_What to do:_ Work out how many lines in the listing below include the word "四川少年儿童出版社"; answer with the number alone.

>> Begin Records supplied

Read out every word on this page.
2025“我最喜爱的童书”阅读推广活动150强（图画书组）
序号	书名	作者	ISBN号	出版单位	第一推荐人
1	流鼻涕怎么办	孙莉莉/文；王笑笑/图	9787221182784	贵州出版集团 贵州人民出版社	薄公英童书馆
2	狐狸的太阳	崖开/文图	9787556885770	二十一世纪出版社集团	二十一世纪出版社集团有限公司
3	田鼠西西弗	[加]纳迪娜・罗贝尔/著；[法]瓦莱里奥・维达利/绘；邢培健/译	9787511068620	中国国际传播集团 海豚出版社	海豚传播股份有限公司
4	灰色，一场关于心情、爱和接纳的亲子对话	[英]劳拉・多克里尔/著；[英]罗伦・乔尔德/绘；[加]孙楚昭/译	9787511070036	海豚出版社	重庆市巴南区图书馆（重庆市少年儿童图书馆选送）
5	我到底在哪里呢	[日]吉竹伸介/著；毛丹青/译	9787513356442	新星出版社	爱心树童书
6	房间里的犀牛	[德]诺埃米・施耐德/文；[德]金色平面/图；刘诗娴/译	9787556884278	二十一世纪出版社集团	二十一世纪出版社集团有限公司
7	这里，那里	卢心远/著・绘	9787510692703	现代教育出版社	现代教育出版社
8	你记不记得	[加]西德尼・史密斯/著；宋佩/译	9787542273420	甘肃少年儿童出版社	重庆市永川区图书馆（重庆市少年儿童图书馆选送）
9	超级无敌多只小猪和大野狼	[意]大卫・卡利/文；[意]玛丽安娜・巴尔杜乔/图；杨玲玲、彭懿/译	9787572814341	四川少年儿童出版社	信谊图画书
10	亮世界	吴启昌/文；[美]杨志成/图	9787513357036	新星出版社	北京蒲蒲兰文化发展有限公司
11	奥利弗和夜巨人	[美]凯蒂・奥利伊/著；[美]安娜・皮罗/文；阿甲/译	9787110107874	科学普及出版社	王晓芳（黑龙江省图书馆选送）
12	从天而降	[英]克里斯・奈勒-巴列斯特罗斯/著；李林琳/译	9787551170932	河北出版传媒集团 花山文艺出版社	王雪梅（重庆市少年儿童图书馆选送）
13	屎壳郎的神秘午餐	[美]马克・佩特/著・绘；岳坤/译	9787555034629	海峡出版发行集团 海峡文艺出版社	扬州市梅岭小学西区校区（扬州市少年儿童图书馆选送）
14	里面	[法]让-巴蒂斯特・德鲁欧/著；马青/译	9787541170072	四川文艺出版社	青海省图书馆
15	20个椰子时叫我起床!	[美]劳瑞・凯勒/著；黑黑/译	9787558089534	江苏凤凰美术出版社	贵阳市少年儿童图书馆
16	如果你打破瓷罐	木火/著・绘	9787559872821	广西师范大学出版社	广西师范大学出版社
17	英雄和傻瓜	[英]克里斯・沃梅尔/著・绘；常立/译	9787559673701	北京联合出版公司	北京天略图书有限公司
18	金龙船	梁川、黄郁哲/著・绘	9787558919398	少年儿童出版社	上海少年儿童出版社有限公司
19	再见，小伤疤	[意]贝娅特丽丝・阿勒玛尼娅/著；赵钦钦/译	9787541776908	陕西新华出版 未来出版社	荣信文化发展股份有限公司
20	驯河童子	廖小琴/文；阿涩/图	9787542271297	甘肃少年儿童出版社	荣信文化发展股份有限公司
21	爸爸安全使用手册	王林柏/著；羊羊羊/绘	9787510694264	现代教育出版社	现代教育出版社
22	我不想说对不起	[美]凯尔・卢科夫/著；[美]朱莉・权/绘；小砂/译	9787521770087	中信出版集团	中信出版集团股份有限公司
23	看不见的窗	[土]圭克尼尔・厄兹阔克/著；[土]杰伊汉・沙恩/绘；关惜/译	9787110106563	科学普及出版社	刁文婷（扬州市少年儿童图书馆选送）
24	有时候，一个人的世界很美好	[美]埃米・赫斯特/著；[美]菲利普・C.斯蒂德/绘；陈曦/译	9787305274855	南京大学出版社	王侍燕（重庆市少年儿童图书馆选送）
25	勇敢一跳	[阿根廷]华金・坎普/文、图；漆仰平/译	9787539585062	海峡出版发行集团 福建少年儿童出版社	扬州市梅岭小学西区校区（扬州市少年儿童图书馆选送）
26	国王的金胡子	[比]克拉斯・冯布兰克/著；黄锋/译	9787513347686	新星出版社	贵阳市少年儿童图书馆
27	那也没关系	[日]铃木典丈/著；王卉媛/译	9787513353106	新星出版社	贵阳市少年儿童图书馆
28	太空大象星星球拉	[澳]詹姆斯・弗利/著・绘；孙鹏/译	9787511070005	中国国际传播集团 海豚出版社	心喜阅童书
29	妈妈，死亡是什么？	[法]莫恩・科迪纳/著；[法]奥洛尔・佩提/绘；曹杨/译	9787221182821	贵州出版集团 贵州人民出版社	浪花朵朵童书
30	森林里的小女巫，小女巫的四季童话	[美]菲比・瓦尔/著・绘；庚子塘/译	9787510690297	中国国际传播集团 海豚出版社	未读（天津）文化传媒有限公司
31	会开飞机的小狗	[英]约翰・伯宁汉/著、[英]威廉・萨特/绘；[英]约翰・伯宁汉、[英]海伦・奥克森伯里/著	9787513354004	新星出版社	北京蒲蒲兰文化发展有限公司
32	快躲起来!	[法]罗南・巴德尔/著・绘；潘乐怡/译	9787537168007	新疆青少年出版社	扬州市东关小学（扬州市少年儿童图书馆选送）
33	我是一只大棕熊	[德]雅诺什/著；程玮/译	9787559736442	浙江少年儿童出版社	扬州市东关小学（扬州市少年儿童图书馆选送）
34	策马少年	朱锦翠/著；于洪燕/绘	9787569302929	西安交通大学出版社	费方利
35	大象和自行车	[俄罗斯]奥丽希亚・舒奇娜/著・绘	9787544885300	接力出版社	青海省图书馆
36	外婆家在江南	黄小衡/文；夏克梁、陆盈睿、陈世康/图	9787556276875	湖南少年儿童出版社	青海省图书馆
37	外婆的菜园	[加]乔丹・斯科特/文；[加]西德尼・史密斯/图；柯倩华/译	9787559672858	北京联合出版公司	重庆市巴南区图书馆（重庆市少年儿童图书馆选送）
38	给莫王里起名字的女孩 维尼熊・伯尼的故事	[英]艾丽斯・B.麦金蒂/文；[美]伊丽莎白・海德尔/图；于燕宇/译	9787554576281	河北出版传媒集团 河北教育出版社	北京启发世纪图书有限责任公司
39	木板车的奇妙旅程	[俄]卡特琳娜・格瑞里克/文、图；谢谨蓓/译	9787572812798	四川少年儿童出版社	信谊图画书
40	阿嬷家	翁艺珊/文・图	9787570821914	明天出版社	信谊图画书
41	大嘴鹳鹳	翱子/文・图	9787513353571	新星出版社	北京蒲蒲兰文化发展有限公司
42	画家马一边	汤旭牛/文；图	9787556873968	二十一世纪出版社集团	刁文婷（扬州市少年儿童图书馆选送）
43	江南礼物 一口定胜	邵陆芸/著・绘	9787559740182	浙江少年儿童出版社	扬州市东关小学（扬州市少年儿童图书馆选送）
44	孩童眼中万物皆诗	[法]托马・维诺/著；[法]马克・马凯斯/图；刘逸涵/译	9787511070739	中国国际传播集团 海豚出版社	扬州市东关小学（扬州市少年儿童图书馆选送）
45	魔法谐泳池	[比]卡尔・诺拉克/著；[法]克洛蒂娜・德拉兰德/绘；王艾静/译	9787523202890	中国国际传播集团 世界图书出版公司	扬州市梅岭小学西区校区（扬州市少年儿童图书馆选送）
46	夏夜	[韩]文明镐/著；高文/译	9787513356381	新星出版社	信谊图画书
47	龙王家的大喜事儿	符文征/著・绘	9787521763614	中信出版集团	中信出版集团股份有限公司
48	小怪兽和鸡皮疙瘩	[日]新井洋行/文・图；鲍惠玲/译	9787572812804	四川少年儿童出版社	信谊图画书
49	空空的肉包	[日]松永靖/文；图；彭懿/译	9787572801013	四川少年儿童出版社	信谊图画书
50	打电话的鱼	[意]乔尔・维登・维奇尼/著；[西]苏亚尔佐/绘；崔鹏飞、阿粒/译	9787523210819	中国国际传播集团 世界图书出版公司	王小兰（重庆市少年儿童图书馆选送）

>> End Records supplied

_Full answer:_ 4